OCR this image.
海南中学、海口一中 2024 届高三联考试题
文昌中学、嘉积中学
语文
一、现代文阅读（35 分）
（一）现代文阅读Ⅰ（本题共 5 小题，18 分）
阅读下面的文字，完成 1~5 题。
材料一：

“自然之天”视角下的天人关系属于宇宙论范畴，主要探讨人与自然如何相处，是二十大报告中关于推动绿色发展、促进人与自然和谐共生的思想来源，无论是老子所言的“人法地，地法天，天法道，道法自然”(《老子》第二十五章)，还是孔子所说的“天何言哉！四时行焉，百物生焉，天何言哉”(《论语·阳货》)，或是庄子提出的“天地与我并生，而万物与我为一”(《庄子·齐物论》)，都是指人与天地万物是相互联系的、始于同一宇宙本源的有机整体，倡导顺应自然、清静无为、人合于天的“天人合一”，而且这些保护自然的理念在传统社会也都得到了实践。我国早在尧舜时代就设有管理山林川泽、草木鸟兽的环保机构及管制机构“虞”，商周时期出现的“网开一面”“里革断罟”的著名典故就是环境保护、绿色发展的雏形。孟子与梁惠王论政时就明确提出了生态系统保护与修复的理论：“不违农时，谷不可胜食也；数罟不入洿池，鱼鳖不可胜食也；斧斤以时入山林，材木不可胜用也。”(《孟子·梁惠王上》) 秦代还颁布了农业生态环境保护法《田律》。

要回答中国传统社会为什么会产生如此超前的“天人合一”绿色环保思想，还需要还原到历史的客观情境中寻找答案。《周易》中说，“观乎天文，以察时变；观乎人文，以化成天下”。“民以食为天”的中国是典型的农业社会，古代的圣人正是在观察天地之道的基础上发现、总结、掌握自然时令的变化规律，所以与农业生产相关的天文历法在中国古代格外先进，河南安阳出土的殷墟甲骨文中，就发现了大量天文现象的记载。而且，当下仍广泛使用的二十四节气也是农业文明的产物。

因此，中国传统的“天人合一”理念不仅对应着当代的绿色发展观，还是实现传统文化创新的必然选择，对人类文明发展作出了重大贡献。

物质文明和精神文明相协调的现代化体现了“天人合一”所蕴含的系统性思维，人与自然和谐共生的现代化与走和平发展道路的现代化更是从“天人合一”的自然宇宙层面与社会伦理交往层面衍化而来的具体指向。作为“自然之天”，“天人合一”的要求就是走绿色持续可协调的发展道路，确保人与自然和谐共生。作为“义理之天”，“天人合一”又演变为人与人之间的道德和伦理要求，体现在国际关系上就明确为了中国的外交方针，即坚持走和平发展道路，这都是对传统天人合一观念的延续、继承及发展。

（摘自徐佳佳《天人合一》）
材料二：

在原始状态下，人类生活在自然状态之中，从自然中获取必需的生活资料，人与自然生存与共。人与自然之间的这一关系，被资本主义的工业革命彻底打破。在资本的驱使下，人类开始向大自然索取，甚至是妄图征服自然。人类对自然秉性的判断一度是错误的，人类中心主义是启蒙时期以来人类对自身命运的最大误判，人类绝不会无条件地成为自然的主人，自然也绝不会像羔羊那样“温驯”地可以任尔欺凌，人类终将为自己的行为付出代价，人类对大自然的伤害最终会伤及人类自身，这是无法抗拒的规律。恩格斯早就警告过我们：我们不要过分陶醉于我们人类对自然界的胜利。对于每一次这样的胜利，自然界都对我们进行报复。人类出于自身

Aim of the task: Extract all of the data shown above and repeat it verbatim.

The response:
OCR this image.
海南中学、海口一中 2024 届高三联考试题
文昌中学、嘉积中学
语文
一、现代文阅读（35 分）
（一）现代文阅读Ⅰ（本题共 5 小题，18 分）
阅读下面的文字，完成 1~5 题。
材料一：

“自然之天”视角下的天人关系属于宇宙论范畴，主要探讨人与自然如何相处，是二十大报告中关于推动绿色发展、促进人与自然和谐共生的思想来源，无论是老子所言的“人法地，地法天，天法道，道法自然”(《老子》第二十五章)，还是孔子所说的“天何言哉！四时行焉，百物生焉，天何言哉”(《论语·阳货》)，或是庄子提出的“天地与我并生，而万物与我为一”(《庄子·齐物论》)，都是指人与天地万物是相互联系的、始于同一宇宙本源的有机整体，倡导顺应自然、清静无为、人合于天的“天人合一”，而且这些保护自然的理念在传统社会也都得到了实践。我国早在尧舜时代就设有管理山林川泽、草木鸟兽的环保机构及管制机构“虞”，商周时期出现的“网开一面”“里革断罟”的著名典故就是环境保护、绿色发展的雏形。孟子与梁惠王论政时就明确提出了生态系统保护与修复的理论：“不违农时，谷不可胜食也；数罟不入洿池，鱼鳖不可胜食也；斧斤以时入山林，材木不可胜用也。”(《孟子·梁惠王上》) 秦代还颁布了农业生态环境保护法《田律》。

要回答中国传统社会为什么会产生如此超前的“天人合一”绿色环保思想，还需要还原到历史的客观情境中寻找答案。《周易》中说，“观乎天文，以察时变；观乎人文，以化成天下”。“民以食为天”的中国是典型的农业社会，古代的圣人正是在观察天地之道的基础上发现、总结、掌握自然时令的变化规律，所以与农业生产相关的天文历法在中国古代格外先进，河南安阳出土的殷墟甲骨文中，就发现了大量天文现象的记载。而且，当下仍广泛使用的二十四节气也是农业文明的产物。

因此，中国传统的“天人合一”理念不仅对应着当代的绿色发展观，还是实现传统文化创新的必然选择，对人类文明发展作出了重大贡献。

物质文明和精神文明相协调的现代化体现了“天人合一”所蕴含的系统性思维，人与自然和谐共生的现代化与走和平发展道路的现代化更是从“天人合一”的自然宇宙层面与社会伦理交往层面衍化而来的具体指向。作为“自然之天”，“天人合一”的要求就是走绿色持续可协调的发展道路，确保人与自然和谐共生。作为“义理之天”，“天人合一”又演变为人与人之间的道德和伦理要求，体现在国际关系上就明确为了中国的外交方针，即坚持走和平发展道路，这都是对传统天人合一观念的延续、继承及发展。

（摘自徐佳佳《天人合一》）
材料二：

在原始状态下，人类生活在自然状态之中，从自然中获取必需的生活资料，人与自然生存与共。人与自然之间的这一关系，被资本主义的工业革命彻底打破。在资本的驱使下，人类开始向大自然索取，甚至是妄图征服自然。人类对自然秉性的判断一度是错误的，人类中心主义是启蒙时期以来人类对自身命运的最大误判，人类绝不会无条件地成为自然的主人，自然也绝不会像羔羊那样“温驯”地可以任尔欺凌，人类终将为自己的行为付出代价，人类对大自然的伤害最终会伤及人类自身，这是无法抗拒的规律。恩格斯早就警告过我们：我们不要过分陶醉于我们人类对自然界的胜利。对于每一次这样的胜利，自然界都对我们进行报复。人类出于自身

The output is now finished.